**Directive**. Below are some records; return each one exactly.
┌─ Given records
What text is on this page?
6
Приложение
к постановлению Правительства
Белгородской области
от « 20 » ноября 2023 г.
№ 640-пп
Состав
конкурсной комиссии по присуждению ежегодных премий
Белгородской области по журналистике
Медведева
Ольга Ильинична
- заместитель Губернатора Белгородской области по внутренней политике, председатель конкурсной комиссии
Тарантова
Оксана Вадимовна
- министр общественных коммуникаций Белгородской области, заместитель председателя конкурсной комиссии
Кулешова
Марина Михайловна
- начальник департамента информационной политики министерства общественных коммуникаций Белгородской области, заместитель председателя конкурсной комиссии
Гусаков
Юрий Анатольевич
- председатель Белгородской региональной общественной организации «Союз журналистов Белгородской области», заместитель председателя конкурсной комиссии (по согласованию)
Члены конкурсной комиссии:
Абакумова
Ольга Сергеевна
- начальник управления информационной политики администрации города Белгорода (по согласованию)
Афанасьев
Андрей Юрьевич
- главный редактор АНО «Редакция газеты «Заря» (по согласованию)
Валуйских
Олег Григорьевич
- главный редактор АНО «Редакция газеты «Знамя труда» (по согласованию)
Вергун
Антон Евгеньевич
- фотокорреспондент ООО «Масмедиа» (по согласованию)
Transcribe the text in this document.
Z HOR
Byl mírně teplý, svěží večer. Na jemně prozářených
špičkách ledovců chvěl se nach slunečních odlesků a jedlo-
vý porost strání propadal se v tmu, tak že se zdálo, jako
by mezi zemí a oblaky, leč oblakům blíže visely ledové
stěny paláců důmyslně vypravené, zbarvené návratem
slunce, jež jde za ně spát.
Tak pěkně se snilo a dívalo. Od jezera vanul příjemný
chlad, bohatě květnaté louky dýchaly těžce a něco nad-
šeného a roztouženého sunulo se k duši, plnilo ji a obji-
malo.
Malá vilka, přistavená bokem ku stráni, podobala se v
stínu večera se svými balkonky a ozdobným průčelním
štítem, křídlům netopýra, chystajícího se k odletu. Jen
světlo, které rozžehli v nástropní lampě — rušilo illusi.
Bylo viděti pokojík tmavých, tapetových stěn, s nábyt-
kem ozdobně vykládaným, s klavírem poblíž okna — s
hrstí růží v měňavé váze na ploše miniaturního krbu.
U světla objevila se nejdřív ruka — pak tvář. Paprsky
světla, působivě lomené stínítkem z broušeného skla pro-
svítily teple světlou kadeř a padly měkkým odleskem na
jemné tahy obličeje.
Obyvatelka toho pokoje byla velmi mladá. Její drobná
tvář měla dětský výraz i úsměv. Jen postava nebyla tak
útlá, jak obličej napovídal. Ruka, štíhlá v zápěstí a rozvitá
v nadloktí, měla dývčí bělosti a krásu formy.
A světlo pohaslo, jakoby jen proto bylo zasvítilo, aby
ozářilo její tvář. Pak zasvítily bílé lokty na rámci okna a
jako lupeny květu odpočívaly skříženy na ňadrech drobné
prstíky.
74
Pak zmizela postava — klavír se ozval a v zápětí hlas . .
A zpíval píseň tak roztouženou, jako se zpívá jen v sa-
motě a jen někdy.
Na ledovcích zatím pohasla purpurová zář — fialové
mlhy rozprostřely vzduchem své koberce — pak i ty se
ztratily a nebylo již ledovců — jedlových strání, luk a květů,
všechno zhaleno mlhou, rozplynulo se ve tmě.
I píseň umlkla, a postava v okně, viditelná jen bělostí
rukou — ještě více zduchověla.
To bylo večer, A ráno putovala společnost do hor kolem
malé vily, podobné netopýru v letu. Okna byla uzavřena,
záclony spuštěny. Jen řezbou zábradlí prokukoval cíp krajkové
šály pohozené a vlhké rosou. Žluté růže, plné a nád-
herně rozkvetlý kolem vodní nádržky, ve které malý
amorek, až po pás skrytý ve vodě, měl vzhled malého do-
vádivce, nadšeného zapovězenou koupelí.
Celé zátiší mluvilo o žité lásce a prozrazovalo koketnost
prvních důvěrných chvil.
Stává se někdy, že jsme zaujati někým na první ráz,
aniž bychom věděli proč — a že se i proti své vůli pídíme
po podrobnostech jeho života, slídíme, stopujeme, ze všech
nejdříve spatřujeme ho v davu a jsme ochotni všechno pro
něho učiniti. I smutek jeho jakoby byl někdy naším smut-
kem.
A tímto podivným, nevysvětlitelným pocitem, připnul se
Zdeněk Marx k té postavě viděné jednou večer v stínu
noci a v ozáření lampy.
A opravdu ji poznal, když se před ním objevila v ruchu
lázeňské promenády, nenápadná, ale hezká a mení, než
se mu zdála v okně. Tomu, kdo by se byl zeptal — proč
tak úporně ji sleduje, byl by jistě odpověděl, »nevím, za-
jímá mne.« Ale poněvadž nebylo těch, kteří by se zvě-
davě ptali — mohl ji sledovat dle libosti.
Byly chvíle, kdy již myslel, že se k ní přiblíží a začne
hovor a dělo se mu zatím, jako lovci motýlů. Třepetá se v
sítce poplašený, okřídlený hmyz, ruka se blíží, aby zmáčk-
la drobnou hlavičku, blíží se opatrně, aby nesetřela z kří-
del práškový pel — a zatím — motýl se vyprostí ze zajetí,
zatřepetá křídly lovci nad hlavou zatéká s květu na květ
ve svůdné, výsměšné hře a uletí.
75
└─
**Task output**.
What text is on this page?
6
Приложение
к постановлению Правительства
Белгородской области
от « 20 » ноября 2023 г.
№ 640-пп
Состав
конкурсной комиссии по присуждению ежегодных премий
Белгородской области по журналистике
Медведева
Ольга Ильинична
- заместитель Губернатора Белгородской области по внутренней политике, председатель конкурсной комиссии
Тарантова
Оксана Вадимовна
- министр общественных коммуникаций Белгородской области, заместитель председателя конкурсной комиссии
Кулешова
Марина Михайловна
- начальник департамента информационной политики министерства общественных коммуникаций Белгородской области, заместитель председателя конкурсной комиссии
Гусаков
Юрий Анатольевич
- председатель Белгородской региональной общественной организации «Союз журналистов Белгородской области», заместитель председателя конкурсной комиссии (по согласованию)
Члены конкурсной комиссии:
Абакумова
Ольга Сергеевна
- начальник управления информационной политики администрации города Белгорода (по согласованию)
Афанасьев
Андрей Юрьевич
- главный редактор АНО «Редакция газеты «Заря» (по согласованию)
Валуйских
Олег Григорьевич
- главный редактор АНО «Редакция газеты «Знамя труда» (по согласованию)
Вергун
Антон Евгеньевич
- фотокорреспондент ООО «Масмедиа» (по согласованию)
Transcribe the text in this document.
Z HOR
Byl mírně teplý, svěží večer. Na jemně prozářených
špičkách ledovců chvěl se nach slunečních odlesků a jedlo-
vý porost strání propadal se v tmu, tak že se zdálo, jako
by mezi zemí a oblaky, leč oblakům blíže visely ledové
stěny paláců důmyslně vypravené, zbarvené návratem
slunce, jež jde za ně spát.
Tak pěkně se snilo a dívalo. Od jezera vanul příjemný
chlad, bohatě květnaté louky dýchaly těžce a něco nad-
šeného a roztouženého sunulo se k duši, plnilo ji a obji-
malo.
Malá vilka, přistavená bokem ku stráni, podobala se v
stínu večera se svými balkonky a ozdobným průčelním
štítem, křídlům netopýra, chystajícího se k odletu. Jen
světlo, které rozžehli v nástropní lampě — rušilo illusi.
Bylo viděti pokojík tmavých, tapetových stěn, s nábyt-
kem ozdobně vykládaným, s klavírem poblíž okna — s
hrstí růží v měňavé váze na ploše miniaturního krbu.
U světla objevila se nejdřív ruka — pak tvář. Paprsky
světla, působivě lomené stínítkem z broušeného skla pro-
svítily teple světlou kadeř a padly měkkým odleskem na
jemné tahy obličeje.
Obyvatelka toho pokoje byla velmi mladá. Její drobná
tvář měla dětský výraz i úsměv. Jen postava nebyla tak
útlá, jak obličej napovídal. Ruka, štíhlá v zápěstí a rozvitá
v nadloktí, měla dývčí bělosti a krásu formy.
A světlo pohaslo, jakoby jen proto bylo zasvítilo, aby
ozářilo její tvář. Pak zasvítily bílé lokty na rámci okna a
jako lupeny květu odpočívaly skříženy na ňadrech drobné
prstíky.
74
Pak zmizela postava — klavír se ozval a v zápětí hlas . .
A zpíval píseň tak roztouženou, jako se zpívá jen v sa-
motě a jen někdy.
Na ledovcích zatím pohasla purpurová zář — fialové
mlhy rozprostřely vzduchem své koberce — pak i ty se
ztratily a nebylo již ledovců — jedlových strání, luk a květů,
všechno zhaleno mlhou, rozplynulo se ve tmě.
I píseň umlkla, a postava v okně, viditelná jen bělostí
rukou — ještě více zduchověla.
To bylo večer, A ráno putovala společnost do hor kolem
malé vily, podobné netopýru v letu. Okna byla uzavřena,
záclony spuštěny. Jen řezbou zábradlí prokukoval cíp krajkové
šály pohozené a vlhké rosou. Žluté růže, plné a nád-
herně rozkvetlý kolem vodní nádržky, ve které malý
amorek, až po pás skrytý ve vodě, měl vzhled malého do-
vádivce, nadšeného zapovězenou koupelí.
Celé zátiší mluvilo o žité lásce a prozrazovalo koketnost
prvních důvěrných chvil.
Stává se někdy, že jsme zaujati někým na první ráz,
aniž bychom věděli proč — a že se i proti své vůli pídíme
po podrobnostech jeho života, slídíme, stopujeme, ze všech
nejdříve spatřujeme ho v davu a jsme ochotni všechno pro
něho učiniti. I smutek jeho jakoby byl někdy naším smut-
kem.
A tímto podivným, nevysvětlitelným pocitem, připnul se
Zdeněk Marx k té postavě viděné jednou večer v stínu
noci a v ozáření lampy.
A opravdu ji poznal, když se před ním objevila v ruchu
lázeňské promenády, nenápadná, ale hezká a mení, než
se mu zdála v okně. Tomu, kdo by se byl zeptal — proč
tak úporně ji sleduje, byl by jistě odpověděl, »nevím, za-
jímá mne.« Ale poněvadž nebylo těch, kteří by se zvě-
davě ptali — mohl ji sledovat dle libosti.
Byly chvíle, kdy již myslel, že se k ní přiblíží a začne
hovor a dělo se mu zatím, jako lovci motýlů. Třepetá se v
sítce poplašený, okřídlený hmyz, ruka se blíží, aby zmáčk-
la drobnou hlavičku, blíží se opatrně, aby nesetřela z kří-
del práškový pel — a zatím — motýl se vyprostí ze zajetí,
zatřepetá křídly lovci nad hlavou zatéká s květu na květ
ve svůdné, výsměšné hře a uletí.
75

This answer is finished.